▶ Task
Give the entries again, word for word.

(Stored data)
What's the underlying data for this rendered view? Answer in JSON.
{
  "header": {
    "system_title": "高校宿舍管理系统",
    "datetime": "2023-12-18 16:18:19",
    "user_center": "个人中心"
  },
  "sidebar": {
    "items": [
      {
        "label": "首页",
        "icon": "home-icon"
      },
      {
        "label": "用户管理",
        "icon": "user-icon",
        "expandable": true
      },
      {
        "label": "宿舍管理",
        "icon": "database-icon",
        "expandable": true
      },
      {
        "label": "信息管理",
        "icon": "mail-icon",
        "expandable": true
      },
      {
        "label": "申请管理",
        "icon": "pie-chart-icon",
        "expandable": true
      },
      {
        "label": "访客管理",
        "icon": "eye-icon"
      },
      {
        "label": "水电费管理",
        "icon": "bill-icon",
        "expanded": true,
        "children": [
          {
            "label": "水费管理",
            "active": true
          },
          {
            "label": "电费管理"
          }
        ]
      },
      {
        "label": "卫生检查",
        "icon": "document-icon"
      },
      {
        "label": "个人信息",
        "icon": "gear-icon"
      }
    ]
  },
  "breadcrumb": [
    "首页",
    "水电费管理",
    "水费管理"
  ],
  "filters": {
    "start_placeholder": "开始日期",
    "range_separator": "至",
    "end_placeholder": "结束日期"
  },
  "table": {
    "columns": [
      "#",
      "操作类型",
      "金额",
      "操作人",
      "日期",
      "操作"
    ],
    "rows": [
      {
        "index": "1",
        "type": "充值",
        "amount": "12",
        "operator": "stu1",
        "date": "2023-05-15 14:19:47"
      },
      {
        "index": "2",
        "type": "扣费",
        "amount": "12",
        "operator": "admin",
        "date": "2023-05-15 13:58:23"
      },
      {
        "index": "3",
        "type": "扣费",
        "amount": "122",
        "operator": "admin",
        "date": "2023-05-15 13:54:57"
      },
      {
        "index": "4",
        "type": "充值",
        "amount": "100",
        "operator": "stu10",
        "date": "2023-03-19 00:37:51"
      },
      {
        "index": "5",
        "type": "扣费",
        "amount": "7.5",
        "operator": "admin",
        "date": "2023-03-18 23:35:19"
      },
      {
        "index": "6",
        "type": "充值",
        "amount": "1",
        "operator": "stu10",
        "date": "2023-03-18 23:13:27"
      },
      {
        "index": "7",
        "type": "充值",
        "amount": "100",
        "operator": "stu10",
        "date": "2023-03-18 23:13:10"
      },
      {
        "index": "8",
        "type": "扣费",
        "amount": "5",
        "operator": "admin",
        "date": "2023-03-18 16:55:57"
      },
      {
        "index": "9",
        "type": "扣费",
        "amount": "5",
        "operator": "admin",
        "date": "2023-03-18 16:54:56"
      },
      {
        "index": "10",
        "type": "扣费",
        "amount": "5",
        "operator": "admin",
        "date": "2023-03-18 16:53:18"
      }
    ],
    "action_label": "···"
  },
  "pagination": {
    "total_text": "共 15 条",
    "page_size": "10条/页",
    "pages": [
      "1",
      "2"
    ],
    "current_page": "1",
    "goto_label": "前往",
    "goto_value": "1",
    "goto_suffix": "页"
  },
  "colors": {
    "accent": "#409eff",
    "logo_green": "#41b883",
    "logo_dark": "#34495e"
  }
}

▶ Exercise output
What's the underlying data for this rendered view? Answer in JSON.
{
  "header": {
    "system_title": "高校宿舍管理系统",
    "datetime": "2023-12-18 16:18:19",
    "user_center": "个人中心"
  },
  "sidebar": {
    "items": [
      {
        "label": "首页",
        "icon": "home-icon"
      },
      {
        "label": "用户管理",
        "icon": "user-icon",
        "expandable": true
      },
      {
        "label": "宿舍管理",
        "icon": "database-icon",
        "expandable": true
      },
      {
        "label": "信息管理",
        "icon": "mail-icon",
        "expandable": true
      },
      {
        "label": "申请管理",
        "icon": "pie-chart-icon",
        "expandable": true
      },
      {
        "label": "访客管理",
        "icon": "eye-icon"
      },
      {
        "label": "水电费管理",
        "icon": "bill-icon",
        "expanded": true,
        "children": [
          {
            "label": "水费管理",
            "active": true
          },
          {
            "label": "电费管理"
          }
        ]
      },
      {
        "label": "卫生检查",
        "icon": "document-icon"
      },
      {
        "label": "个人信息",
        "icon": "gear-icon"
      }
    ]
  },
  "breadcrumb": [
    "首页",
    "水电费管理",
    "水费管理"
  ],
  "filters": {
    "start_placeholder": "开始日期",
    "range_separator": "至",
    "end_placeholder": "结束日期"
  },
  "table": {
    "columns": [
      "#",
      "操作类型",
      "金额",
      "操作人",
      "日期",
      "操作"
    ],
    "rows": [
      {
        "index": "1",
        "type": "充值",
        "amount": "12",
        "operator": "stu1",
        "date": "2023-05-15 14:19:47"
      },
      {
        "index": "2",
        "type": "扣费",
        "amount": "12",
        "operator": "admin",
        "date": "2023-05-15 13:58:23"
      },
      {
        "index": "3",
        "type": "扣费",
        "amount": "122",
        "operator": "admin",
        "date": "2023-05-15 13:54:57"
      },
      {
        "index": "4",
        "type": "充值",
        "amount": "100",
        "operator": "stu10",
        "date": "2023-03-19 00:37:51"
      },
      {
        "index": "5",
        "type": "扣费",
        "amount": "7.5",
        "operator": "admin",
        "date": "2023-03-18 23:35:19"
      },
      {
        "index": "6",
        "type": "充值",
        "amount": "1",
        "operator": "stu10",
        "date": "2023-03-18 23:13:27"
      },
      {
        "index": "7",
        "type": "充值",
        "amount": "100",
        "operator": "stu10",
        "date": "2023-03-18 23:13:10"
      },
      {
        "index": "8",
        "type": "扣费",
        "amount": "5",
        "operator": "admin",
        "date": "2023-03-18 16:55:57"
      },
      {
        "index": "9",
        "type": "扣费",
        "amount": "5",
        "operator": "admin",
        "date": "2023-03-18 16:54:56"
      },
      {
        "index": "10",
        "type": "扣费",
        "amount": "5",
        "operator": "admin",
        "date": "2023-03-18 16:53:18"
      }
    ],
    "action_label": "···"
  },
  "pagination": {
    "total_text": "共 15 条",
    "page_size": "10条/页",
    "pages": [
      "1",
      "2"
    ],
    "current_page": "1",
    "goto_label": "前往",
    "goto_value": "1",
    "goto_suffix": "页"
  },
  "colors": {
    "accent": "#409eff",
    "logo_green": "#41b883",
    "logo_dark": "#34495e"
  }
}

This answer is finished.